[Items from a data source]
_ _ _ _ _ _ _
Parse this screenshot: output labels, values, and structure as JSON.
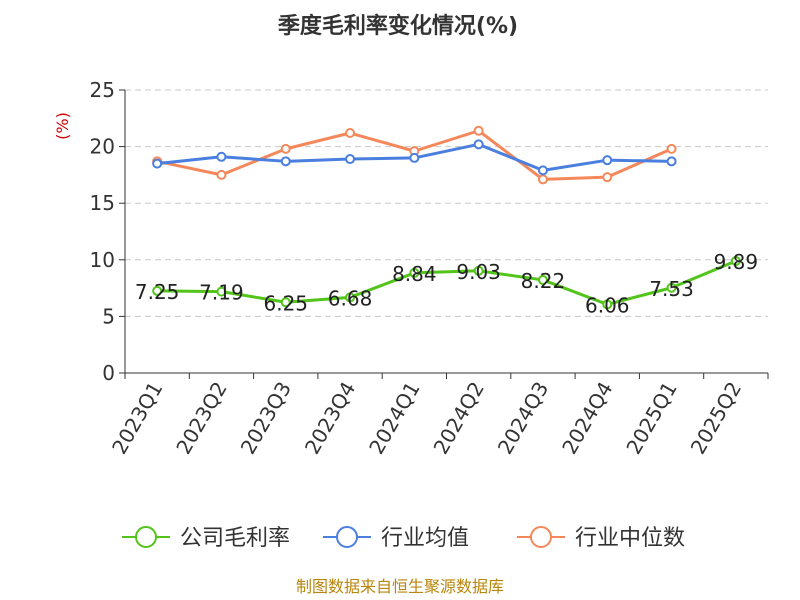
{
  "chart_data": {
    "type": "line",
    "title": "季度毛利率变化情况(%)",
    "ylabel": "(%)",
    "ylim": [
      0,
      25
    ],
    "yticks": [
      0,
      5,
      10,
      15,
      20,
      25
    ],
    "grid": true,
    "legend_position": "bottom",
    "categories": [
      "2023Q1",
      "2023Q2",
      "2023Q3",
      "2023Q4",
      "2024Q1",
      "2024Q2",
      "2024Q3",
      "2024Q4",
      "2025Q1",
      "2025Q2"
    ],
    "series": [
      {
        "name": "公司毛利率",
        "color": "#52c41a",
        "values": [
          7.25,
          7.19,
          6.25,
          6.68,
          8.84,
          9.03,
          8.22,
          6.06,
          7.53,
          9.89
        ],
        "labels": [
          "7.25",
          "7.19",
          "6.25",
          "6.68",
          "8.84",
          "9.03",
          "8.22",
          "6.06",
          "7.53",
          "9.89"
        ]
      },
      {
        "name": "行业均值",
        "color": "#4a7fe0",
        "values": [
          18.5,
          19.1,
          18.7,
          18.9,
          19.0,
          20.2,
          17.9,
          18.8,
          18.7,
          null
        ]
      },
      {
        "name": "行业中位数",
        "color": "#f5885a",
        "values": [
          18.7,
          17.5,
          19.8,
          21.2,
          19.6,
          21.4,
          17.1,
          17.3,
          19.8,
          null
        ]
      }
    ]
  },
  "source": "制图数据来自恒生聚源数据库"
}
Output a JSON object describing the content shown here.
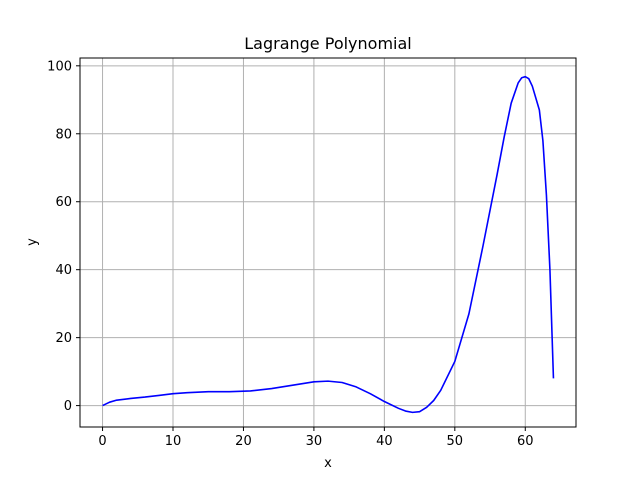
{
  "chart_data": {
    "type": "line",
    "title": "Lagrange Polynomial",
    "xlabel": "x",
    "ylabel": "y",
    "xlim": [
      -3.2,
      67.2
    ],
    "ylim": [
      -6.3,
      102.3
    ],
    "xticks": [
      0,
      10,
      20,
      30,
      40,
      50,
      60
    ],
    "yticks": [
      0,
      20,
      40,
      60,
      80,
      100
    ],
    "grid": true,
    "series": [
      {
        "color": "#0000ff",
        "x": [
          0,
          1,
          2,
          4,
          6,
          8,
          10,
          12,
          15,
          18,
          21,
          24,
          27,
          30,
          32,
          34,
          36,
          38,
          40,
          42,
          43,
          44,
          45,
          46,
          47,
          48,
          50,
          52,
          54,
          56,
          57,
          58,
          59,
          59.5,
          60,
          60.5,
          61,
          62,
          62.5,
          63,
          63.5,
          64
        ],
        "y": [
          0,
          1,
          1.6,
          2.1,
          2.5,
          3,
          3.5,
          3.8,
          4.1,
          4.1,
          4.3,
          5,
          6,
          7,
          7.2,
          6.8,
          5.5,
          3.5,
          1.2,
          -0.8,
          -1.6,
          -2,
          -1.8,
          -0.5,
          1.5,
          4.5,
          13,
          27,
          47,
          68,
          79,
          89,
          95,
          96.5,
          96.8,
          96.2,
          94,
          87,
          78,
          62,
          40,
          8
        ]
      }
    ]
  }
}
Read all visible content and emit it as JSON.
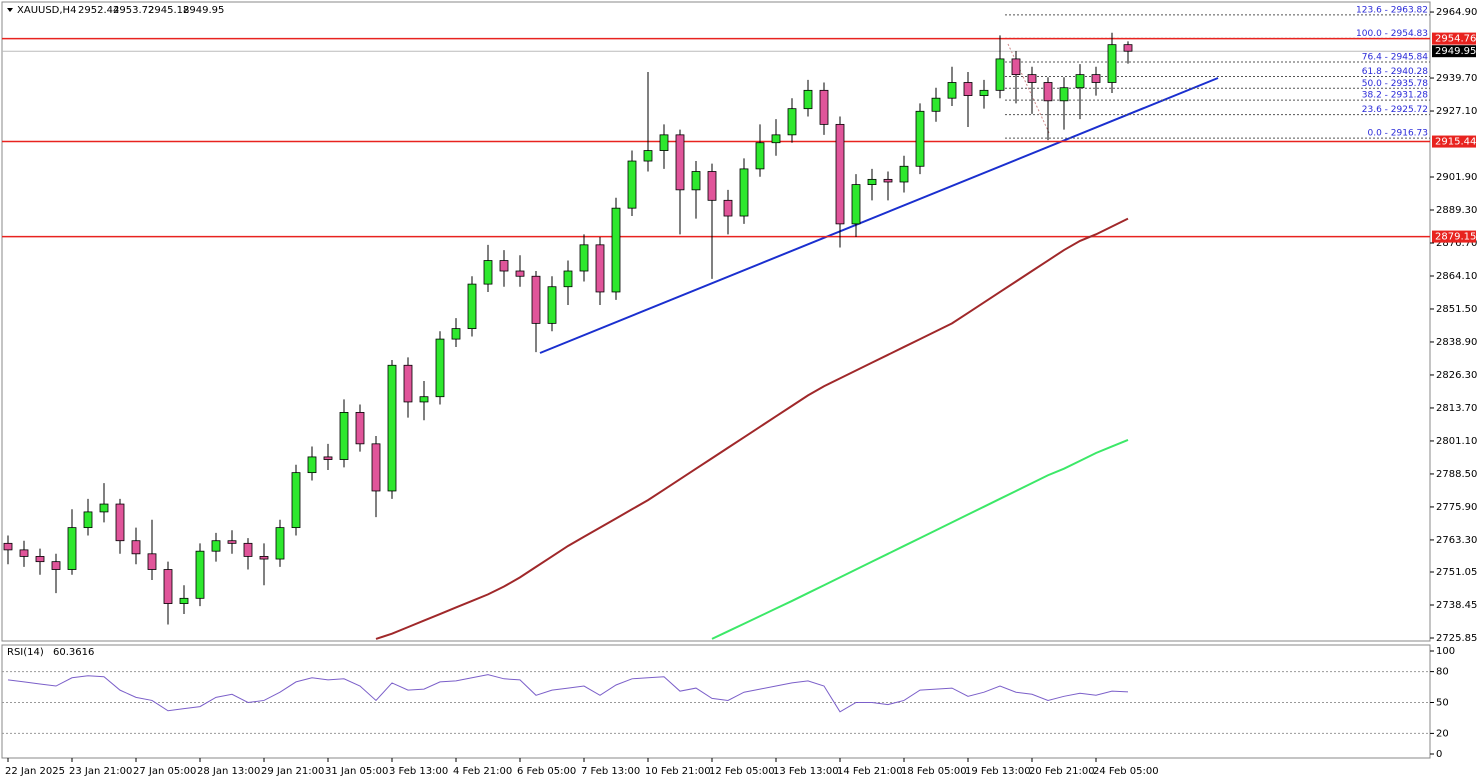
_ _ _ _ _ _ _
WHAT THIS TASK INVOLVES —
Write out every line of the data that holds the word "color".

RESULT OF THE EXERCISE —
        "color": "#52c41a",
        "color": "#4a7fe0",
        "color": "#f5885a",
        "color": "#0000ff",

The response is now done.